**Material:**
****
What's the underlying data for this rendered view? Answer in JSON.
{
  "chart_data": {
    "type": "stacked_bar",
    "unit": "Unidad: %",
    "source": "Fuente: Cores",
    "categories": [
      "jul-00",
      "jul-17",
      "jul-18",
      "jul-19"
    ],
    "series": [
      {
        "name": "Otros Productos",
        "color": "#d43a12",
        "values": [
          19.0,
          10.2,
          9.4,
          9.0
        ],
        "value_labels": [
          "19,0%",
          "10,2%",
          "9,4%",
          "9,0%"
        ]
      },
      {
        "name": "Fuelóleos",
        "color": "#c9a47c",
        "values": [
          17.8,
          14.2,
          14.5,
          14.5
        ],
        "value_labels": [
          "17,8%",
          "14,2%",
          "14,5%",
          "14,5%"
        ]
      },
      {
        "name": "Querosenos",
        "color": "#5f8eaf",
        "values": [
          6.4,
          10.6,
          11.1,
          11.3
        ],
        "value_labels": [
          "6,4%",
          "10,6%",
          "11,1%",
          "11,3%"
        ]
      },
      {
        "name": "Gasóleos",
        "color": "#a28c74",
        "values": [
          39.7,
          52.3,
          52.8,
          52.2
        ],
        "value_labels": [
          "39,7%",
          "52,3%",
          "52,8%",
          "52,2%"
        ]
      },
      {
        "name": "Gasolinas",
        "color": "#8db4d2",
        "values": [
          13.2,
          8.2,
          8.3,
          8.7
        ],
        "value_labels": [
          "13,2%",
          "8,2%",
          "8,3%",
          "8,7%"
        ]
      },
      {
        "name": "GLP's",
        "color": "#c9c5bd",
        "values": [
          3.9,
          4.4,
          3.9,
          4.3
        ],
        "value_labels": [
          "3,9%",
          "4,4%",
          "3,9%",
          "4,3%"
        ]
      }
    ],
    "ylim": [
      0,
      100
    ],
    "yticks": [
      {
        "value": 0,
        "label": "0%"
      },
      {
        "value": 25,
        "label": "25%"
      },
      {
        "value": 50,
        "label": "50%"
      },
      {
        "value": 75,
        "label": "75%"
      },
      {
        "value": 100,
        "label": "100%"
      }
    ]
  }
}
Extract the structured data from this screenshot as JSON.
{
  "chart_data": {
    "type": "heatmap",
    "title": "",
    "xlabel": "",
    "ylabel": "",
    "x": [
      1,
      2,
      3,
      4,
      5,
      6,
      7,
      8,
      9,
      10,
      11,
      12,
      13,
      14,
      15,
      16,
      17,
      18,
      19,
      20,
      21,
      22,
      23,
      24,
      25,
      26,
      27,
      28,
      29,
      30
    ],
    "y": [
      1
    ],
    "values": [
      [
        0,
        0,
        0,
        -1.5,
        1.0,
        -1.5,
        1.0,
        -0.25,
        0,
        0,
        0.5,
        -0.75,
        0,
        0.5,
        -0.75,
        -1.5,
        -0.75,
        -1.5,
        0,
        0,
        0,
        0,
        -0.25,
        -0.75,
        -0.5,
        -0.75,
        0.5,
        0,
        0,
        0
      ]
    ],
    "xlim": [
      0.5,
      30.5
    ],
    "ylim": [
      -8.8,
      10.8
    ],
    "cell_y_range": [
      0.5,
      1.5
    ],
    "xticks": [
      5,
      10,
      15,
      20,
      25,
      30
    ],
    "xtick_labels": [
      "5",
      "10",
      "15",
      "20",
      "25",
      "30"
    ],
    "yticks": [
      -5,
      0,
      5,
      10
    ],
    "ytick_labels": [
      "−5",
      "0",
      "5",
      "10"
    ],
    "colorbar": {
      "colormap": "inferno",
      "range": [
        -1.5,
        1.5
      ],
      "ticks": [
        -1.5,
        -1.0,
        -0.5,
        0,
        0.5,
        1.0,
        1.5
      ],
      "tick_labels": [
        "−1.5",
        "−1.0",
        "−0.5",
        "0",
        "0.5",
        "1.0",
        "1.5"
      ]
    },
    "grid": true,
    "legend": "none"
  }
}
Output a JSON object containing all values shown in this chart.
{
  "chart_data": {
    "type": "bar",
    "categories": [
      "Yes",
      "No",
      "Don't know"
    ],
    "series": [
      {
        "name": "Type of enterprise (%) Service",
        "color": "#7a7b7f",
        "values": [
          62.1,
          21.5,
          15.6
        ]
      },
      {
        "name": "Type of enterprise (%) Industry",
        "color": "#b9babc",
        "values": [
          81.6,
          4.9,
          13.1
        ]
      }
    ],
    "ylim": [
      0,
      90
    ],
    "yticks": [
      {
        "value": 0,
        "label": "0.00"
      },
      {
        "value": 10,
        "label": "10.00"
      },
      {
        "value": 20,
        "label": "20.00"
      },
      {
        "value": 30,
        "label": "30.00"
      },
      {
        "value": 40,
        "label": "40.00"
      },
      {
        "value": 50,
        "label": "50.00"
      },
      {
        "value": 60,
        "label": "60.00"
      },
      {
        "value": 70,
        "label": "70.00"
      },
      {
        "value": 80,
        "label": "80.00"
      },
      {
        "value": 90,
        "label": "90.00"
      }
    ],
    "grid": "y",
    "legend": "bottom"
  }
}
****
**Stated problem:**
Print out every record again, exactly and in full.

**Written answer:**
What's the underlying data for this rendered view? Answer in JSON.
{
  "chart_data": {
    "type": "stacked_bar",
    "unit": "Unidad: %",
    "source": "Fuente: Cores",
    "categories": [
      "jul-00",
      "jul-17",
      "jul-18",
      "jul-19"
    ],
    "series": [
      {
        "name": "Otros Productos",
        "color": "#d43a12",
        "values": [
          19.0,
          10.2,
          9.4,
          9.0
        ],
        "value_labels": [
          "19,0%",
          "10,2%",
          "9,4%",
          "9,0%"
        ]
      },
      {
        "name": "Fuelóleos",
        "color": "#c9a47c",
        "values": [
          17.8,
          14.2,
          14.5,
          14.5
        ],
        "value_labels": [
          "17,8%",
          "14,2%",
          "14,5%",
          "14,5%"
        ]
      },
      {
        "name": "Querosenos",
        "color": "#5f8eaf",
        "values": [
          6.4,
          10.6,
          11.1,
          11.3
        ],
        "value_labels": [
          "6,4%",
          "10,6%",
          "11,1%",
          "11,3%"
        ]
      },
      {
        "name": "Gasóleos",
        "color": "#a28c74",
        "values": [
          39.7,
          52.3,
          52.8,
          52.2
        ],
        "value_labels": [
          "39,7%",
          "52,3%",
          "52,8%",
          "52,2%"
        ]
      },
      {
        "name": "Gasolinas",
        "color": "#8db4d2",
        "values": [
          13.2,
          8.2,
          8.3,
          8.7
        ],
        "value_labels": [
          "13,2%",
          "8,2%",
          "8,3%",
          "8,7%"
        ]
      },
      {
        "name": "GLP's",
        "color": "#c9c5bd",
        "values": [
          3.9,
          4.4,
          3.9,
          4.3
        ],
        "value_labels": [
          "3,9%",
          "4,4%",
          "3,9%",
          "4,3%"
        ]
      }
    ],
    "ylim": [
      0,
      100
    ],
    "yticks": [
      {
        "value": 0,
        "label": "0%"
      },
      {
        "value": 25,
        "label": "25%"
      },
      {
        "value": 50,
        "label": "50%"
      },
      {
        "value": 75,
        "label": "75%"
      },
      {
        "value": 100,
        "label": "100%"
      }
    ]
  }
}
Extract the structured data from this screenshot as JSON.
{
  "chart_data": {
    "type": "heatmap",
    "title": "",
    "xlabel": "",
    "ylabel": "",
    "x": [
      1,
      2,
      3,
      4,
      5,
      6,
      7,
      8,
      9,
      10,
      11,
      12,
      13,
      14,
      15,
      16,
      17,
      18,
      19,
      20,
      21,
      22,
      23,
      24,
      25,
      26,
      27,
      28,
      29,
      30
    ],
    "y": [
      1
    ],
    "values": [
      [
        0,
        0,
        0,
        -1.5,
        1.0,
        -1.5,
        1.0,
        -0.25,
        0,
        0,
        0.5,
        -0.75,
        0,
        0.5,
        -0.75,
        -1.5,
        -0.75,
        -1.5,
        0,
        0,
        0,
        0,
        -0.25,
        -0.75,
        -0.5,
        -0.75,
        0.5,
        0,
        0,
        0
      ]
    ],
    "xlim": [
      0.5,
      30.5
    ],
    "ylim": [
      -8.8,
      10.8
    ],
    "cell_y_range": [
      0.5,
      1.5
    ],
    "xticks": [
      5,
      10,
      15,
      20,
      25,
      30
    ],
    "xtick_labels": [
      "5",
      "10",
      "15",
      "20",
      "25",
      "30"
    ],
    "yticks": [
      -5,
      0,
      5,
      10
    ],
    "ytick_labels": [
      "−5",
      "0",
      "5",
      "10"
    ],
    "colorbar": {
      "colormap": "inferno",
      "range": [
        -1.5,
        1.5
      ],
      "ticks": [
        -1.5,
        -1.0,
        -0.5,
        0,
        0.5,
        1.0,
        1.5
      ],
      "tick_labels": [
        "−1.5",
        "−1.0",
        "−0.5",
        "0",
        "0.5",
        "1.0",
        "1.5"
      ]
    },
    "grid": true,
    "legend": "none"
  }
}
Output a JSON object containing all values shown in this chart.
{
  "chart_data": {
    "type": "bar",
    "categories": [
      "Yes",
      "No",
      "Don't know"
    ],
    "series": [
      {
        "name": "Type of enterprise (%) Service",
        "color": "#7a7b7f",
        "values": [
          62.1,
          21.5,
          15.6
        ]
      },
      {
        "name": "Type of enterprise (%) Industry",
        "color": "#b9babc",
        "values": [
          81.6,
          4.9,
          13.1
        ]
      }
    ],
    "ylim": [
      0,
      90
    ],
    "yticks": [
      {
        "value": 0,
        "label": "0.00"
      },
      {
        "value": 10,
        "label": "10.00"
      },
      {
        "value": 20,
        "label": "20.00"
      },
      {
        "value": 30,
        "label": "30.00"
      },
      {
        "value": 40,
        "label": "40.00"
      },
      {
        "value": 50,
        "label": "50.00"
      },
      {
        "value": 60,
        "label": "60.00"
      },
      {
        "value": 70,
        "label": "70.00"
      },
      {
        "value": 80,
        "label": "80.00"
      },
      {
        "value": 90,
        "label": "90.00"
      }
    ],
    "grid": "y",
    "legend": "bottom"
  }
}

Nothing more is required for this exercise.